QUESTIONS TO ANSWER
a – According to the OV²SLAM troubleshooting note, why might building every component either with or without the "-march=native" flag solve the problem?
b – In the OV²SLAM troubleshooting note, revise everything from "By default, OpenGV" down to "solve your problem.", substituting "turned on" for "enabled".

***** DOCUMENT EXTRACT

If you experience issues when running OV²SLAM (segfault exceptions, ...), it might be related to the "-march=native" flag.

By default, OpenGV and OV²SLAM come with this flag enabled but Ceres does not.  Making sure that all of them are built with or 

without this flag might solve your problem.

**********
***** GIVEN INFORMATION

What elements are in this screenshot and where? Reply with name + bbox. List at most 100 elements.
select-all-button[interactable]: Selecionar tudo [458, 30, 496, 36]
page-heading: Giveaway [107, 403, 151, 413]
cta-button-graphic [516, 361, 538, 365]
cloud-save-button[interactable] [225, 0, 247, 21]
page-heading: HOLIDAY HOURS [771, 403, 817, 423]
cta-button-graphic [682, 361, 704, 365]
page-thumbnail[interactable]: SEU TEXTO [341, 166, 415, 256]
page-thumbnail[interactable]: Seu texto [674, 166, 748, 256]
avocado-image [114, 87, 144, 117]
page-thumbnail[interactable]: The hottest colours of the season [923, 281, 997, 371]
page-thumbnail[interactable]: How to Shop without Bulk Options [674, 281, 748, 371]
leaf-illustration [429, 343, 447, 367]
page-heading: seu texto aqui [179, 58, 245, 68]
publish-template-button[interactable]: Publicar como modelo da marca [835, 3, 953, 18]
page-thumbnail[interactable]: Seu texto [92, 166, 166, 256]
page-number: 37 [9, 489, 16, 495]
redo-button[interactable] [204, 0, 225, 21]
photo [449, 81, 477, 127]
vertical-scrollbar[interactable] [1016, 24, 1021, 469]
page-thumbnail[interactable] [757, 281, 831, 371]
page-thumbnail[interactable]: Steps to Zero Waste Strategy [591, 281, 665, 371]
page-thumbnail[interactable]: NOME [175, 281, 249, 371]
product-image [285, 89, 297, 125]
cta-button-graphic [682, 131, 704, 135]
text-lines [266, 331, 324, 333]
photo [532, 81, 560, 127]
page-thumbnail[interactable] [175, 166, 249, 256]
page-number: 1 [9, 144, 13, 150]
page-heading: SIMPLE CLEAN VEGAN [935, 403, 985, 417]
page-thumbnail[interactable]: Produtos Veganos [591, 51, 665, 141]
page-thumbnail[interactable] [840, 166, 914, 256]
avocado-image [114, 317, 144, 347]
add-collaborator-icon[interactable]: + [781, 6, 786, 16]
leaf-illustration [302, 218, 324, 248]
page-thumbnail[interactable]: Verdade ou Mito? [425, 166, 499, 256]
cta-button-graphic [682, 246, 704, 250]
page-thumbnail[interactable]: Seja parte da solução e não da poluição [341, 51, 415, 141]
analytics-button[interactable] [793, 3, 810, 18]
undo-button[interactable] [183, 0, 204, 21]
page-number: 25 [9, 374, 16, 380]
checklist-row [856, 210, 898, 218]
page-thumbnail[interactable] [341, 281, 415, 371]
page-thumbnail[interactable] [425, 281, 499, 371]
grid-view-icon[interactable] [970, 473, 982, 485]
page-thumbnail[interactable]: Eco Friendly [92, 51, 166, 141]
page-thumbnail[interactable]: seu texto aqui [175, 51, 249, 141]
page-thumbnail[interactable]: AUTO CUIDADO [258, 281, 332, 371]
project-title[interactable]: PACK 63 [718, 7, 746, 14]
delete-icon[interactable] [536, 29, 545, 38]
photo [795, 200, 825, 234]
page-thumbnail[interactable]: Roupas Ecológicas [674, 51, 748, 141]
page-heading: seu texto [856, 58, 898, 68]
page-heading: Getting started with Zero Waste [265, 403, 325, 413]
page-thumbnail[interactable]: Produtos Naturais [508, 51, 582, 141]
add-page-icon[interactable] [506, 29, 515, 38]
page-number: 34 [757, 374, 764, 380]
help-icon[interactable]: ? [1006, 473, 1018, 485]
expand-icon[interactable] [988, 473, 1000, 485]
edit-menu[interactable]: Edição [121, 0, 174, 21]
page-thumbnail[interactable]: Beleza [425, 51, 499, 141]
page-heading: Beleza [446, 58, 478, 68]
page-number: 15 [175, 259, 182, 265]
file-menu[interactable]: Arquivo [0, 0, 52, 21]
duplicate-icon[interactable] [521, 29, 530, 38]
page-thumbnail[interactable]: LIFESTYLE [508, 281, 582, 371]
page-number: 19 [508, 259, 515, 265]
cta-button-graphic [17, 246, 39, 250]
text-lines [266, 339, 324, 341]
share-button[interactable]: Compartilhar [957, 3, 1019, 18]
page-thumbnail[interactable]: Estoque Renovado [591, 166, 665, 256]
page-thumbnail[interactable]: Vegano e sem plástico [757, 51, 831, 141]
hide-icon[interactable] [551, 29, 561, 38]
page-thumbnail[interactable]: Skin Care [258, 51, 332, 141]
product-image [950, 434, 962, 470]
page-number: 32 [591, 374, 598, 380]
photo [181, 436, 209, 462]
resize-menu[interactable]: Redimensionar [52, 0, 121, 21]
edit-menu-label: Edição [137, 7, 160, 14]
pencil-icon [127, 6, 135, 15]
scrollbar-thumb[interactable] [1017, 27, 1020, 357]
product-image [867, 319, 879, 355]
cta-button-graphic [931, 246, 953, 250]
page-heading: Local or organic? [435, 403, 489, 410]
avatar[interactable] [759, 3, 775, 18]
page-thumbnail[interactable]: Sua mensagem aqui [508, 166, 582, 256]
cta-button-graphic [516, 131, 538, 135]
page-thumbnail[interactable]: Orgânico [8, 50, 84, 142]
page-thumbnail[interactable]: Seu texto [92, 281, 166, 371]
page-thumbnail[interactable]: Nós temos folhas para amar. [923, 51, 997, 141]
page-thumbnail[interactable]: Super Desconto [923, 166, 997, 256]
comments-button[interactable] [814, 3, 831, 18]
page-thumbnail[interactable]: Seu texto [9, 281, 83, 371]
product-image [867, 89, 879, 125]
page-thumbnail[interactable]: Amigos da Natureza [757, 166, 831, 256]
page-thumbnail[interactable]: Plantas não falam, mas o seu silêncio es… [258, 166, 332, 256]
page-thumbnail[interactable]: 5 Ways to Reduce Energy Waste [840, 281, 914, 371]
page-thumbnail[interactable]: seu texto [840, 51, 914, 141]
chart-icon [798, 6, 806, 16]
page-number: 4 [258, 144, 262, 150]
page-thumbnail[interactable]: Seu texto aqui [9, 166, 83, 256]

**********

ANSWERS FOR EACH ITEM
a – By default, OpenGV and OV²SLAM are built with the "-march=native" flag enabled, but Ceres is not. The note links issues such as segfault exceptions to this flag, so making all of them consistent might resolve those issues.

b –
By default, OpenGV and OV²SLAM come with this flag turned on but Ceres does not.  Making sure that all of them are built with or 

without this flag might solve your problem.